- TASK OBJECTIVE: Each line of the material below should be reproduced exactly.
......
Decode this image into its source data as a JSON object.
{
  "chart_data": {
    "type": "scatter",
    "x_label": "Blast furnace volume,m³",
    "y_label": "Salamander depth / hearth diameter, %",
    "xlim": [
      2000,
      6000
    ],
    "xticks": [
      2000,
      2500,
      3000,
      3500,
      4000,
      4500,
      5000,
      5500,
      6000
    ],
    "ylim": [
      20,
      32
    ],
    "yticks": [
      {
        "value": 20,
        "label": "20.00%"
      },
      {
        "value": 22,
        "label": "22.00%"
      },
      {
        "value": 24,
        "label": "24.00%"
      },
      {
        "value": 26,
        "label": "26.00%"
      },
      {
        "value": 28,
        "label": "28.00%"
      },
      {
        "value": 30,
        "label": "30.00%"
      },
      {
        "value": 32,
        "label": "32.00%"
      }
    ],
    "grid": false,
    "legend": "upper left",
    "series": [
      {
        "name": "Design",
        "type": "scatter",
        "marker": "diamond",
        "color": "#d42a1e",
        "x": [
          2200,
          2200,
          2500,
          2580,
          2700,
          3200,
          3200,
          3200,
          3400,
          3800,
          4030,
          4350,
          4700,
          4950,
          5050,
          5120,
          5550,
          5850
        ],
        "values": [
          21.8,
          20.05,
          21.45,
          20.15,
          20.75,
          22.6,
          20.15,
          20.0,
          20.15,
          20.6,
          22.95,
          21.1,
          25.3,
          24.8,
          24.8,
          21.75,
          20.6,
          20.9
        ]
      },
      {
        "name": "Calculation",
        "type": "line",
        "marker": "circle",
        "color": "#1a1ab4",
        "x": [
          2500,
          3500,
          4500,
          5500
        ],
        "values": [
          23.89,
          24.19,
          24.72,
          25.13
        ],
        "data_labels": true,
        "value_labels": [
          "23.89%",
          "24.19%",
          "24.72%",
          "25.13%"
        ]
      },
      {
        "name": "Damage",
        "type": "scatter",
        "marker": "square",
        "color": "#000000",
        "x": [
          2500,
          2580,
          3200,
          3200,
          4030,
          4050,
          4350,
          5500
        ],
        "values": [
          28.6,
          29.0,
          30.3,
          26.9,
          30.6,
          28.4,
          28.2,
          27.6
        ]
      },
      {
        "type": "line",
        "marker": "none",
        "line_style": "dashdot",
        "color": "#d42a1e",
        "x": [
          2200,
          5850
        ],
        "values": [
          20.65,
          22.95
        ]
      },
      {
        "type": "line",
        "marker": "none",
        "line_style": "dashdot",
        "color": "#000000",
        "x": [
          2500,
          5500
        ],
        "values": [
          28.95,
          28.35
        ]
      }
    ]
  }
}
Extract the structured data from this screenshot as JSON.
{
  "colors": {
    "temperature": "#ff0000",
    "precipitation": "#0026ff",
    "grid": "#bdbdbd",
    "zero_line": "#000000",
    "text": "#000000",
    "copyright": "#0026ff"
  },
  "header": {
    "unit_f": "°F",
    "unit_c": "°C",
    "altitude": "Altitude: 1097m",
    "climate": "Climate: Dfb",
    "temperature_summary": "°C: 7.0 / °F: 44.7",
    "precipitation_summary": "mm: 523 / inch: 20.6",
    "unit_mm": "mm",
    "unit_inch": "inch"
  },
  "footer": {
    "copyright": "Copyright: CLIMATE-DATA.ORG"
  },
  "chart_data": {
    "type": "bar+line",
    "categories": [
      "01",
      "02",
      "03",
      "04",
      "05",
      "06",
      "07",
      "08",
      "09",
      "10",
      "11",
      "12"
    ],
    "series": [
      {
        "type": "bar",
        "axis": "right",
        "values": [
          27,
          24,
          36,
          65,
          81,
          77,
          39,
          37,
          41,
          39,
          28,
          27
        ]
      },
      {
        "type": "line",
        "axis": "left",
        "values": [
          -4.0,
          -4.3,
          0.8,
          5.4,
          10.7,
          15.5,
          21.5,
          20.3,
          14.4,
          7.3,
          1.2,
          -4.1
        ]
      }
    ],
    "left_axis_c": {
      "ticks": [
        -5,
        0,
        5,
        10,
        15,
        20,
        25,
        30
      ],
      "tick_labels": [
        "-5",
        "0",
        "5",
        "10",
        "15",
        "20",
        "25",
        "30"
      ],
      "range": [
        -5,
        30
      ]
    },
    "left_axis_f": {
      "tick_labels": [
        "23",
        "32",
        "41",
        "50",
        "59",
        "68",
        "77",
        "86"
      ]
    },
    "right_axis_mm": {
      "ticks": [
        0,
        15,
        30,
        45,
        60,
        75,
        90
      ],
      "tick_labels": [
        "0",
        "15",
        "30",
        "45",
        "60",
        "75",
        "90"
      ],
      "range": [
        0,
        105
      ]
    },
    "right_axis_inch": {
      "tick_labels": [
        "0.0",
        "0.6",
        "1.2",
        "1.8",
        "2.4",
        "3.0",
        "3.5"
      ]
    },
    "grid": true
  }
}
......
- EXERCISE OUTPUT:
Decode this image into its source data as a JSON object.
{
  "chart_data": {
    "type": "scatter",
    "x_label": "Blast furnace volume,m³",
    "y_label": "Salamander depth / hearth diameter, %",
    "xlim": [
      2000,
      6000
    ],
    "xticks": [
      2000,
      2500,
      3000,
      3500,
      4000,
      4500,
      5000,
      5500,
      6000
    ],
    "ylim": [
      20,
      32
    ],
    "yticks": [
      {
        "value": 20,
        "label": "20.00%"
      },
      {
        "value": 22,
        "label": "22.00%"
      },
      {
        "value": 24,
        "label": "24.00%"
      },
      {
        "value": 26,
        "label": "26.00%"
      },
      {
        "value": 28,
        "label": "28.00%"
      },
      {
        "value": 30,
        "label": "30.00%"
      },
      {
        "value": 32,
        "label": "32.00%"
      }
    ],
    "grid": false,
    "legend": "upper left",
    "series": [
      {
        "name": "Design",
        "type": "scatter",
        "marker": "diamond",
        "color": "#d42a1e",
        "x": [
          2200,
          2200,
          2500,
          2580,
          2700,
          3200,
          3200,
          3200,
          3400,
          3800,
          4030,
          4350,
          4700,
          4950,
          5050,
          5120,
          5550,
          5850
        ],
        "values": [
          21.8,
          20.05,
          21.45,
          20.15,
          20.75,
          22.6,
          20.15,
          20.0,
          20.15,
          20.6,
          22.95,
          21.1,
          25.3,
          24.8,
          24.8,
          21.75,
          20.6,
          20.9
        ]
      },
      {
        "name": "Calculation",
        "type": "line",
        "marker": "circle",
        "color": "#1a1ab4",
        "x": [
          2500,
          3500,
          4500,
          5500
        ],
        "values": [
          23.89,
          24.19,
          24.72,
          25.13
        ],
        "data_labels": true,
        "value_labels": [
          "23.89%",
          "24.19%",
          "24.72%",
          "25.13%"
        ]
      },
      {
        "name": "Damage",
        "type": "scatter",
        "marker": "square",
        "color": "#000000",
        "x": [
          2500,
          2580,
          3200,
          3200,
          4030,
          4050,
          4350,
          5500
        ],
        "values": [
          28.6,
          29.0,
          30.3,
          26.9,
          30.6,
          28.4,
          28.2,
          27.6
        ]
      },
      {
        "type": "line",
        "marker": "none",
        "line_style": "dashdot",
        "color": "#d42a1e",
        "x": [
          2200,
          5850
        ],
        "values": [
          20.65,
          22.95
        ]
      },
      {
        "type": "line",
        "marker": "none",
        "line_style": "dashdot",
        "color": "#000000",
        "x": [
          2500,
          5500
        ],
        "values": [
          28.95,
          28.35
        ]
      }
    ]
  }
}
Extract the structured data from this screenshot as JSON.
{
  "colors": {
    "temperature": "#ff0000",
    "precipitation": "#0026ff",
    "grid": "#bdbdbd",
    "zero_line": "#000000",
    "text": "#000000",
    "copyright": "#0026ff"
  },
  "header": {
    "unit_f": "°F",
    "unit_c": "°C",
    "altitude": "Altitude: 1097m",
    "climate": "Climate: Dfb",
    "temperature_summary": "°C: 7.0 / °F: 44.7",
    "precipitation_summary": "mm: 523 / inch: 20.6",
    "unit_mm": "mm",
    "unit_inch": "inch"
  },
  "footer": {
    "copyright": "Copyright: CLIMATE-DATA.ORG"
  },
  "chart_data": {
    "type": "bar+line",
    "categories": [
      "01",
      "02",
      "03",
      "04",
      "05",
      "06",
      "07",
      "08",
      "09",
      "10",
      "11",
      "12"
    ],
    "series": [
      {
        "type": "bar",
        "axis": "right",
        "values": [
          27,
          24,
          36,
          65,
          81,
          77,
          39,
          37,
          41,
          39,
          28,
          27
        ]
      },
      {
        "type": "line",
        "axis": "left",
        "values": [
          -4.0,
          -4.3,
          0.8,
          5.4,
          10.7,
          15.5,
          21.5,
          20.3,
          14.4,
          7.3,
          1.2,
          -4.1
        ]
      }
    ],
    "left_axis_c": {
      "ticks": [
        -5,
        0,
        5,
        10,
        15,
        20,
        25,
        30
      ],
      "tick_labels": [
        "-5",
        "0",
        "5",
        "10",
        "15",
        "20",
        "25",
        "30"
      ],
      "range": [
        -5,
        30
      ]
    },
    "left_axis_f": {
      "tick_labels": [
        "23",
        "32",
        "41",
        "50",
        "59",
        "68",
        "77",
        "86"
      ]
    },
    "right_axis_mm": {
      "ticks": [
        0,
        15,
        30,
        45,
        60,
        75,
        90
      ],
      "tick_labels": [
        "0",
        "15",
        "30",
        "45",
        "60",
        "75",
        "90"
      ],
      "range": [
        0,
        105
      ]
    },
    "right_axis_inch": {
      "tick_labels": [
        "0.0",
        "0.6",
        "1.2",
        "1.8",
        "2.4",
        "3.0",
        "3.5"
      ]
    },
    "grid": true
  }
}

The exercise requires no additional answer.